▶ **What you are asked to do**
Please give the listing again in its entirety, exactly as written.

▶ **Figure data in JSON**
★ ★ ★
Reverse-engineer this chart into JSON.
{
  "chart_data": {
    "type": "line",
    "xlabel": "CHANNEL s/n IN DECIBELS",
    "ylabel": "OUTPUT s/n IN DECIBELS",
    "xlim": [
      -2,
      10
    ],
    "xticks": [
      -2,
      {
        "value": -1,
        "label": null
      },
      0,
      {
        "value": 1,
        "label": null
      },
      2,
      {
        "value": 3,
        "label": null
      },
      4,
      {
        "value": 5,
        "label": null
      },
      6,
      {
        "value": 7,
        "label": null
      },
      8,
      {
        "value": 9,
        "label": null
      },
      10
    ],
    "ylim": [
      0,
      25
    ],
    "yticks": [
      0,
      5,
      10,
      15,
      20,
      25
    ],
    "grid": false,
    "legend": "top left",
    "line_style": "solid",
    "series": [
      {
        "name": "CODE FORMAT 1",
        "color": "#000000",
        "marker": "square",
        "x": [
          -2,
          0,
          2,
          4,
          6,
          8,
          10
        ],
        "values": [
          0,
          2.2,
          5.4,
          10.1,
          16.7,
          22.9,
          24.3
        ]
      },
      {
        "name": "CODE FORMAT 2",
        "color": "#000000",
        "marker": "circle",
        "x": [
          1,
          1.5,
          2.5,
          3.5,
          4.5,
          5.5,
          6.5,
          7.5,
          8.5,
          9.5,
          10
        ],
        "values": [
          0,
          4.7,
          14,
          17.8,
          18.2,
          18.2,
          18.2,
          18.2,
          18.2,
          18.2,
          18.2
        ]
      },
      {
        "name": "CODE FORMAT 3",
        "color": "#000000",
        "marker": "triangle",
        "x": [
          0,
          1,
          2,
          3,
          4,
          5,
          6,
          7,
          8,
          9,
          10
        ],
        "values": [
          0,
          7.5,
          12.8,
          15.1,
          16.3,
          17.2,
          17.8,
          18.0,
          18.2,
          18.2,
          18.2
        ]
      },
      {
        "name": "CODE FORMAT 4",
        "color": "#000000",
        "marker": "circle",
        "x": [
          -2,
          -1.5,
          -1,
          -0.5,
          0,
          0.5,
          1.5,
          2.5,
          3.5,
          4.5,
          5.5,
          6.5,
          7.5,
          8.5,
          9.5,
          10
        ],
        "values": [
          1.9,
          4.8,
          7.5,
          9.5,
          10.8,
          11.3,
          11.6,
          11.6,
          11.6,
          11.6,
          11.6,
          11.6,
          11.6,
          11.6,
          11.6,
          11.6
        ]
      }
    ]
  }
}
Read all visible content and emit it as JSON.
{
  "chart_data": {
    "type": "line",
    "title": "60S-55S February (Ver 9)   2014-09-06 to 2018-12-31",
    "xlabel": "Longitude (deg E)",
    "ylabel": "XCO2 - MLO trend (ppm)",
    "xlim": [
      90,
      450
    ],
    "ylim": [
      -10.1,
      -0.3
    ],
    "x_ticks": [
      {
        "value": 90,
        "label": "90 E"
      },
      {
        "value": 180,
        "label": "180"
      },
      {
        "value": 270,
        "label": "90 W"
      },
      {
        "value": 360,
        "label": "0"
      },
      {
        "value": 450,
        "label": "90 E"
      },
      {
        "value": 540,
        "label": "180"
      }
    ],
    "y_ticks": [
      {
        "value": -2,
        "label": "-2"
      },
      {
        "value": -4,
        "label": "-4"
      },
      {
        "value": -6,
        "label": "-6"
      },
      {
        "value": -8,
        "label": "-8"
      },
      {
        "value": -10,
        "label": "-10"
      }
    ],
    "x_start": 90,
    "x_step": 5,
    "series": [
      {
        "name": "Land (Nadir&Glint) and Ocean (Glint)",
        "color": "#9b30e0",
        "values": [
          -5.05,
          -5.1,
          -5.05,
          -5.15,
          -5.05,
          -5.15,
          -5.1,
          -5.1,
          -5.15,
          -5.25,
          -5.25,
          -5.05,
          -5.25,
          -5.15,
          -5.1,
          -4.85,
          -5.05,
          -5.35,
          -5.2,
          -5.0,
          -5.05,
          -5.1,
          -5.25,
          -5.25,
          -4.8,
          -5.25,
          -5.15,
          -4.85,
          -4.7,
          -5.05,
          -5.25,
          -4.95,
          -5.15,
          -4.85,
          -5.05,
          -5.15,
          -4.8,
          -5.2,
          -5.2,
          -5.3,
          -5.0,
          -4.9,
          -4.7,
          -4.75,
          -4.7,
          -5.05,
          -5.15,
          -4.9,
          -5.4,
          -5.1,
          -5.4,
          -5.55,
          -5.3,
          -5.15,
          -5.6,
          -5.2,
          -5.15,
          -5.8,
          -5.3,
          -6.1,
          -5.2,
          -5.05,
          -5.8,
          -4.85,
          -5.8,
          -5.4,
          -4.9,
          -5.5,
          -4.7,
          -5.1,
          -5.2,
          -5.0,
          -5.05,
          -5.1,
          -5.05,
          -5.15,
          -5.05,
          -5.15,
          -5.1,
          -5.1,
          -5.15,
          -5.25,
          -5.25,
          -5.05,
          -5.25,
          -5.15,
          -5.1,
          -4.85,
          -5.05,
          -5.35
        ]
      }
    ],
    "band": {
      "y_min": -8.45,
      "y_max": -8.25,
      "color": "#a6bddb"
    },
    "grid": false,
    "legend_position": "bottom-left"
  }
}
★ ★ ★
▶ **Reply**
Reverse-engineer this chart into JSON.
{
  "chart_data": {
    "type": "line",
    "xlabel": "CHANNEL s/n IN DECIBELS",
    "ylabel": "OUTPUT s/n IN DECIBELS",
    "xlim": [
      -2,
      10
    ],
    "xticks": [
      -2,
      {
        "value": -1,
        "label": null
      },
      0,
      {
        "value": 1,
        "label": null
      },
      2,
      {
        "value": 3,
        "label": null
      },
      4,
      {
        "value": 5,
        "label": null
      },
      6,
      {
        "value": 7,
        "label": null
      },
      8,
      {
        "value": 9,
        "label": null
      },
      10
    ],
    "ylim": [
      0,
      25
    ],
    "yticks": [
      0,
      5,
      10,
      15,
      20,
      25
    ],
    "grid": false,
    "legend": "top left",
    "line_style": "solid",
    "series": [
      {
        "name": "CODE FORMAT 1",
        "color": "#000000",
        "marker": "square",
        "x": [
          -2,
          0,
          2,
          4,
          6,
          8,
          10
        ],
        "values": [
          0,
          2.2,
          5.4,
          10.1,
          16.7,
          22.9,
          24.3
        ]
      },
      {
        "name": "CODE FORMAT 2",
        "color": "#000000",
        "marker": "circle",
        "x": [
          1,
          1.5,
          2.5,
          3.5,
          4.5,
          5.5,
          6.5,
          7.5,
          8.5,
          9.5,
          10
        ],
        "values": [
          0,
          4.7,
          14,
          17.8,
          18.2,
          18.2,
          18.2,
          18.2,
          18.2,
          18.2,
          18.2
        ]
      },
      {
        "name": "CODE FORMAT 3",
        "color": "#000000",
        "marker": "triangle",
        "x": [
          0,
          1,
          2,
          3,
          4,
          5,
          6,
          7,
          8,
          9,
          10
        ],
        "values": [
          0,
          7.5,
          12.8,
          15.1,
          16.3,
          17.2,
          17.8,
          18.0,
          18.2,
          18.2,
          18.2
        ]
      },
      {
        "name": "CODE FORMAT 4",
        "color": "#000000",
        "marker": "circle",
        "x": [
          -2,
          -1.5,
          -1,
          -0.5,
          0,
          0.5,
          1.5,
          2.5,
          3.5,
          4.5,
          5.5,
          6.5,
          7.5,
          8.5,
          9.5,
          10
        ],
        "values": [
          1.9,
          4.8,
          7.5,
          9.5,
          10.8,
          11.3,
          11.6,
          11.6,
          11.6,
          11.6,
          11.6,
          11.6,
          11.6,
          11.6,
          11.6,
          11.6
        ]
      }
    ]
  }
}
Read all visible content and emit it as JSON.
{
  "chart_data": {
    "type": "line",
    "title": "60S-55S February (Ver 9)   2014-09-06 to 2018-12-31",
    "xlabel": "Longitude (deg E)",
    "ylabel": "XCO2 - MLO trend (ppm)",
    "xlim": [
      90,
      450
    ],
    "ylim": [
      -10.1,
      -0.3
    ],
    "x_ticks": [
      {
        "value": 90,
        "label": "90 E"
      },
      {
        "value": 180,
        "label": "180"
      },
      {
        "value": 270,
        "label": "90 W"
      },
      {
        "value": 360,
        "label": "0"
      },
      {
        "value": 450,
        "label": "90 E"
      },
      {
        "value": 540,
        "label": "180"
      }
    ],
    "y_ticks": [
      {
        "value": -2,
        "label": "-2"
      },
      {
        "value": -4,
        "label": "-4"
      },
      {
        "value": -6,
        "label": "-6"
      },
      {
        "value": -8,
        "label": "-8"
      },
      {
        "value": -10,
        "label": "-10"
      }
    ],
    "x_start": 90,
    "x_step": 5,
    "series": [
      {
        "name": "Land (Nadir&Glint) and Ocean (Glint)",
        "color": "#9b30e0",
        "values": [
          -5.05,
          -5.1,
          -5.05,
          -5.15,
          -5.05,
          -5.15,
          -5.1,
          -5.1,
          -5.15,
          -5.25,
          -5.25,
          -5.05,
          -5.25,
          -5.15,
          -5.1,
          -4.85,
          -5.05,
          -5.35,
          -5.2,
          -5.0,
          -5.05,
          -5.1,
          -5.25,
          -5.25,
          -4.8,
          -5.25,
          -5.15,
          -4.85,
          -4.7,
          -5.05,
          -5.25,
          -4.95,
          -5.15,
          -4.85,
          -5.05,
          -5.15,
          -4.8,
          -5.2,
          -5.2,
          -5.3,
          -5.0,
          -4.9,
          -4.7,
          -4.75,
          -4.7,
          -5.05,
          -5.15,
          -4.9,
          -5.4,
          -5.1,
          -5.4,
          -5.55,
          -5.3,
          -5.15,
          -5.6,
          -5.2,
          -5.15,
          -5.8,
          -5.3,
          -6.1,
          -5.2,
          -5.05,
          -5.8,
          -4.85,
          -5.8,
          -5.4,
          -4.9,
          -5.5,
          -4.7,
          -5.1,
          -5.2,
          -5.0,
          -5.05,
          -5.1,
          -5.05,
          -5.15,
          -5.05,
          -5.15,
          -5.1,
          -5.1,
          -5.15,
          -5.25,
          -5.25,
          -5.05,
          -5.25,
          -5.15,
          -5.1,
          -4.85,
          -5.05,
          -5.35
        ]
      }
    ],
    "band": {
      "y_min": -8.45,
      "y_max": -8.25,
      "color": "#a6bddb"
    },
    "grid": false,
    "legend_position": "bottom-left"
  }
}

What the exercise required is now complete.